Could you repeat the records below exactly, leaving out any pictures?

* Materials provided
####################

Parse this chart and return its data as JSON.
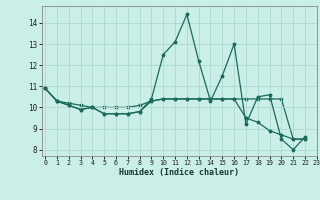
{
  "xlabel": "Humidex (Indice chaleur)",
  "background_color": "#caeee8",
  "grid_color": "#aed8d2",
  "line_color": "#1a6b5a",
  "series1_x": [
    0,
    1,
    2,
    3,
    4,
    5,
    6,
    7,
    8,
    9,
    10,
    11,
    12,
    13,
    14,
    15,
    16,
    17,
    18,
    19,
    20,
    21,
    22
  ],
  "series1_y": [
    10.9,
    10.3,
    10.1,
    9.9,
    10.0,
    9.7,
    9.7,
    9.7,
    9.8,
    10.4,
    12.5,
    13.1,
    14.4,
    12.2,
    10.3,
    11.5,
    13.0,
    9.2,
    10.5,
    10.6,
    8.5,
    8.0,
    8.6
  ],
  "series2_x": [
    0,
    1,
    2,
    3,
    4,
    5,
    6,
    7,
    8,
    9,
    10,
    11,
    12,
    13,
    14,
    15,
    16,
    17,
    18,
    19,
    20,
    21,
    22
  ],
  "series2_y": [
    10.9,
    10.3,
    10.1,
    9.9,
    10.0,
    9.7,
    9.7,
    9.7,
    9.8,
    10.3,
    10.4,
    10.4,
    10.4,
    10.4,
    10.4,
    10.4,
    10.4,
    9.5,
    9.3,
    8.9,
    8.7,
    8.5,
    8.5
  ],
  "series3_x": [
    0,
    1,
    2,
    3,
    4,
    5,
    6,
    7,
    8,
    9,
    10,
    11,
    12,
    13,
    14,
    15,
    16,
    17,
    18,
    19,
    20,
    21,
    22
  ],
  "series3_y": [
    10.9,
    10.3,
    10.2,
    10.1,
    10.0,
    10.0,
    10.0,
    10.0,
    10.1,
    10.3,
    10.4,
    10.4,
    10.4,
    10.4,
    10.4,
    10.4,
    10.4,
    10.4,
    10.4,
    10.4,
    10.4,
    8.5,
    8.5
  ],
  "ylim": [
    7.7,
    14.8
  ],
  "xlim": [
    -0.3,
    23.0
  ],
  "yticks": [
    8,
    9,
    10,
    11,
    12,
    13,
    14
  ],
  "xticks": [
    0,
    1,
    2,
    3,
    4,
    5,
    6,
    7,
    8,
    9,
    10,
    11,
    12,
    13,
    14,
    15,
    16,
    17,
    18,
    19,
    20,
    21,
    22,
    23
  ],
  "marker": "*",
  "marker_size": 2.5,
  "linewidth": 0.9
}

####################

* The completed task
Parse this chart and return its data as JSON.
{
  "xlabel": "Humidex (Indice chaleur)",
  "background_color": "#caeee8",
  "grid_color": "#aed8d2",
  "line_color": "#1a6b5a",
  "series1_x": [
    0,
    1,
    2,
    3,
    4,
    5,
    6,
    7,
    8,
    9,
    10,
    11,
    12,
    13,
    14,
    15,
    16,
    17,
    18,
    19,
    20,
    21,
    22
  ],
  "series1_y": [
    10.9,
    10.3,
    10.1,
    9.9,
    10.0,
    9.7,
    9.7,
    9.7,
    9.8,
    10.4,
    12.5,
    13.1,
    14.4,
    12.2,
    10.3,
    11.5,
    13.0,
    9.2,
    10.5,
    10.6,
    8.5,
    8.0,
    8.6
  ],
  "series2_x": [
    0,
    1,
    2,
    3,
    4,
    5,
    6,
    7,
    8,
    9,
    10,
    11,
    12,
    13,
    14,
    15,
    16,
    17,
    18,
    19,
    20,
    21,
    22
  ],
  "series2_y": [
    10.9,
    10.3,
    10.1,
    9.9,
    10.0,
    9.7,
    9.7,
    9.7,
    9.8,
    10.3,
    10.4,
    10.4,
    10.4,
    10.4,
    10.4,
    10.4,
    10.4,
    9.5,
    9.3,
    8.9,
    8.7,
    8.5,
    8.5
  ],
  "series3_x": [
    0,
    1,
    2,
    3,
    4,
    5,
    6,
    7,
    8,
    9,
    10,
    11,
    12,
    13,
    14,
    15,
    16,
    17,
    18,
    19,
    20,
    21,
    22
  ],
  "series3_y": [
    10.9,
    10.3,
    10.2,
    10.1,
    10.0,
    10.0,
    10.0,
    10.0,
    10.1,
    10.3,
    10.4,
    10.4,
    10.4,
    10.4,
    10.4,
    10.4,
    10.4,
    10.4,
    10.4,
    10.4,
    10.4,
    8.5,
    8.5
  ],
  "ylim": [
    7.7,
    14.8
  ],
  "xlim": [
    -0.3,
    23.0
  ],
  "yticks": [
    8,
    9,
    10,
    11,
    12,
    13,
    14
  ],
  "xticks": [
    0,
    1,
    2,
    3,
    4,
    5,
    6,
    7,
    8,
    9,
    10,
    11,
    12,
    13,
    14,
    15,
    16,
    17,
    18,
    19,
    20,
    21,
    22,
    23
  ],
  "marker": "*",
  "marker_size": 2.5,
  "linewidth": 0.9
}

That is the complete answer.